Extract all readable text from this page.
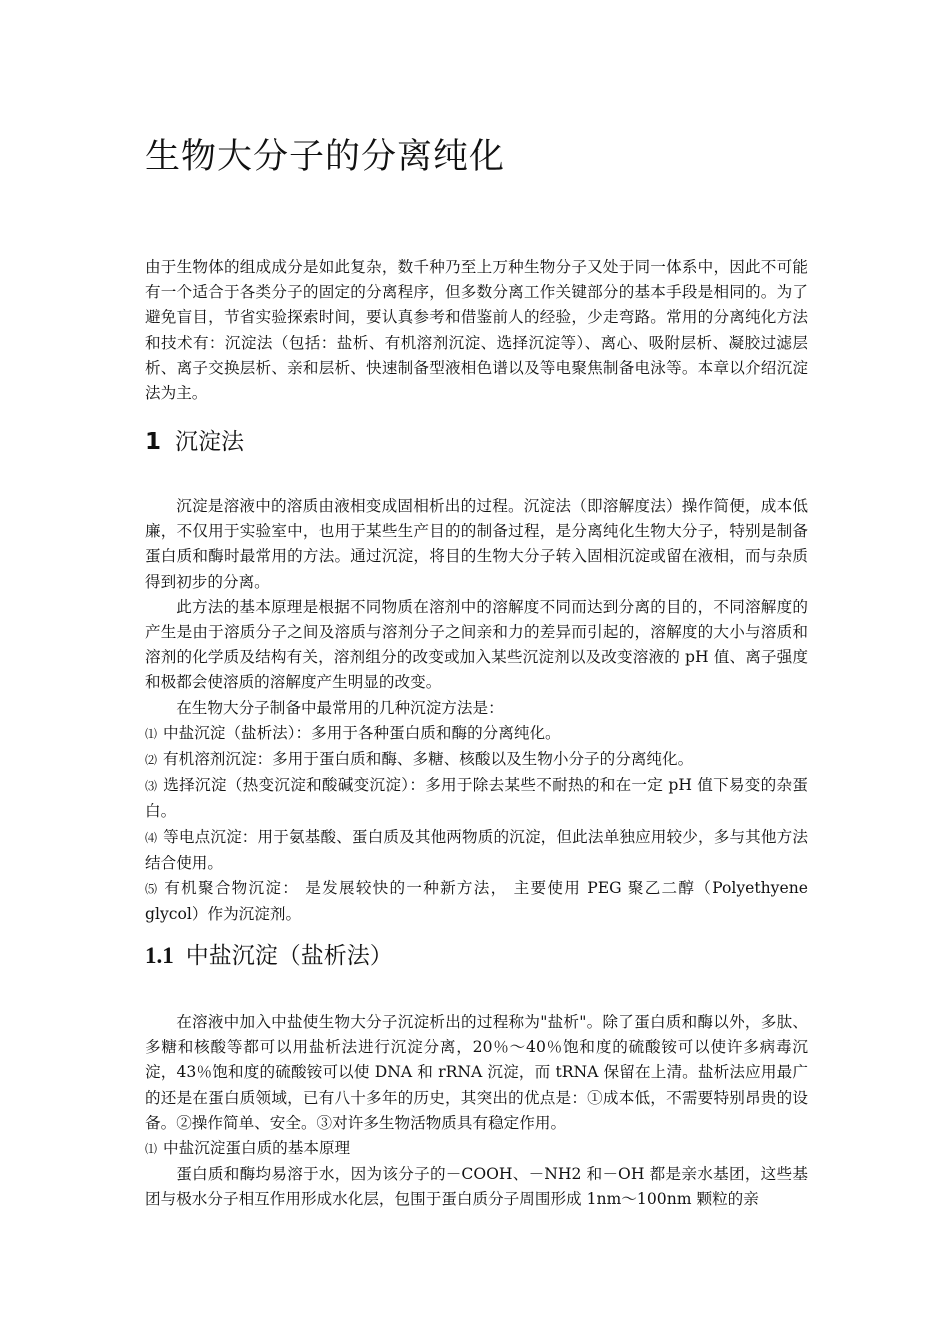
生物大分子的分离纯化

由于生物体的组成成分是如此复杂，数千种乃至上万种生物分子又处于同一体系中，因此不可能有一个适合于各类分子的固定的分离程序，但多数分离工作关键部分的基本手段是相同的。为了避免盲目，节省实验探索时间，要认真参考和借鉴前人的经验，少走弯路。常用的分离纯化方法和技术有：沉淀法（包括：盐析、有机溶剂沉淀、选择沉淀等）、离心、吸附层析、凝胶过滤层析、离子交换层析、亲和层析、快速制备型液相色谱以及等电聚焦制备电泳等。本章以介绍沉淀法为主。

1 沉淀法

沉淀是溶液中的溶质由液相变成固相析出的过程。沉淀法（即溶解度法）操作简便，成本低廉，不仅用于实验室中，也用于某些生产目的的制备过程，是分离纯化生物大分子，特别是制备蛋白质和酶时最常用的方法。通过沉淀，将目的生物大分子转入固相沉淀或留在液相，而与杂质得到初步的分离。

此方法的基本原理是根据不同物质在溶剂中的溶解度不同而达到分离的目的，不同溶解度的产生是由于溶质分子之间及溶质与溶剂分子之间亲和力的差异而引起的，溶解度的大小与溶质和溶剂的化学质及结构有关，溶剂组分的改变或加入某些沉淀剂以及改变溶液的 pH 值、离子强度和极都会使溶质的溶解度产生明显的改变。

在生物大分子制备中最常用的几种沉淀方法是：

⑴ 中盐沉淀（盐析法）：多用于各种蛋白质和酶的分离纯化。

⑵ 有机溶剂沉淀：多用于蛋白质和酶、多糖、核酸以及生物小分子的分离纯化。

⑶ 选择沉淀（热变沉淀和酸碱变沉淀）：多用于除去某些不耐热的和在一定 pH 值下易变的杂蛋白。

⑷ 等电点沉淀：用于氨基酸、蛋白质及其他两物质的沉淀，但此法单独应用较少，多与其他方法结合使用。

⑸ 有机聚合物沉淀： 是发展较快的一种新方法， 主要使用 PEG 聚乙二醇（Polyethyene glycol）作为沉淀剂。

1.1 中盐沉淀（盐析法）

在溶液中加入中盐使生物大分子沉淀析出的过程称为"盐析"。除了蛋白质和酶以外，多肽、多糖和核酸等都可以用盐析法进行沉淀分离，20％～40％饱和度的硫酸铵可以使许多病毒沉淀，43％饱和度的硫酸铵可以使 DNA 和 rRNA 沉淀，而 tRNA 保留在上清。盐析法应用最广的还是在蛋白质领域，已有八十多年的历史，其突出的优点是：①成本低，不需要特别昂贵的设备。②操作简单、安全。③对许多生物活物质具有稳定作用。

⑴ 中盐沉淀蛋白质的基本原理

蛋白质和酶均易溶于水，因为该分子的－COOH、－NH2 和－OH 都是亲水基团，这些基团与极水分子相互作用形成水化层，包围于蛋白质分子周围形成 1nm～100nm 颗粒的亲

▸ **WORK REQUIRED**
Repeat the material above word for word and skip every image in it.

▸ **SOLUTION TO THIS TASK**
Extract all readable text from this page.
生物大分子的分离纯化

由于生物体的组成成分是如此复杂，数千种乃至上万种生物分子又处于同一体系中，因此不可能有一个适合于各类分子的固定的分离程序，但多数分离工作关键部分的基本手段是相同的。为了避免盲目，节省实验探索时间，要认真参考和借鉴前人的经验，少走弯路。常用的分离纯化方法和技术有：沉淀法（包括：盐析、有机溶剂沉淀、选择沉淀等）、离心、吸附层析、凝胶过滤层析、离子交换层析、亲和层析、快速制备型液相色谱以及等电聚焦制备电泳等。本章以介绍沉淀法为主。

1 沉淀法

沉淀是溶液中的溶质由液相变成固相析出的过程。沉淀法（即溶解度法）操作简便，成本低廉，不仅用于实验室中，也用于某些生产目的的制备过程，是分离纯化生物大分子，特别是制备蛋白质和酶时最常用的方法。通过沉淀，将目的生物大分子转入固相沉淀或留在液相，而与杂质得到初步的分离。

此方法的基本原理是根据不同物质在溶剂中的溶解度不同而达到分离的目的，不同溶解度的产生是由于溶质分子之间及溶质与溶剂分子之间亲和力的差异而引起的，溶解度的大小与溶质和溶剂的化学质及结构有关，溶剂组分的改变或加入某些沉淀剂以及改变溶液的 pH 值、离子强度和极都会使溶质的溶解度产生明显的改变。

在生物大分子制备中最常用的几种沉淀方法是：

⑴ 中盐沉淀（盐析法）：多用于各种蛋白质和酶的分离纯化。

⑵ 有机溶剂沉淀：多用于蛋白质和酶、多糖、核酸以及生物小分子的分离纯化。

⑶ 选择沉淀（热变沉淀和酸碱变沉淀）：多用于除去某些不耐热的和在一定 pH 值下易变的杂蛋白。

⑷ 等电点沉淀：用于氨基酸、蛋白质及其他两物质的沉淀，但此法单独应用较少，多与其他方法结合使用。

⑸ 有机聚合物沉淀： 是发展较快的一种新方法， 主要使用 PEG 聚乙二醇（Polyethyene glycol）作为沉淀剂。

1.1 中盐沉淀（盐析法）

在溶液中加入中盐使生物大分子沉淀析出的过程称为"盐析"。除了蛋白质和酶以外，多肽、多糖和核酸等都可以用盐析法进行沉淀分离，20％～40％饱和度的硫酸铵可以使许多病毒沉淀，43％饱和度的硫酸铵可以使 DNA 和 rRNA 沉淀，而 tRNA 保留在上清。盐析法应用最广的还是在蛋白质领域，已有八十多年的历史，其突出的优点是：①成本低，不需要特别昂贵的设备。②操作简单、安全。③对许多生物活物质具有稳定作用。

⑴ 中盐沉淀蛋白质的基本原理

蛋白质和酶均易溶于水，因为该分子的－COOH、－NH2 和－OH 都是亲水基团，这些基团与极水分子相互作用形成水化层，包围于蛋白质分子周围形成 1nm～100nm 颗粒的亲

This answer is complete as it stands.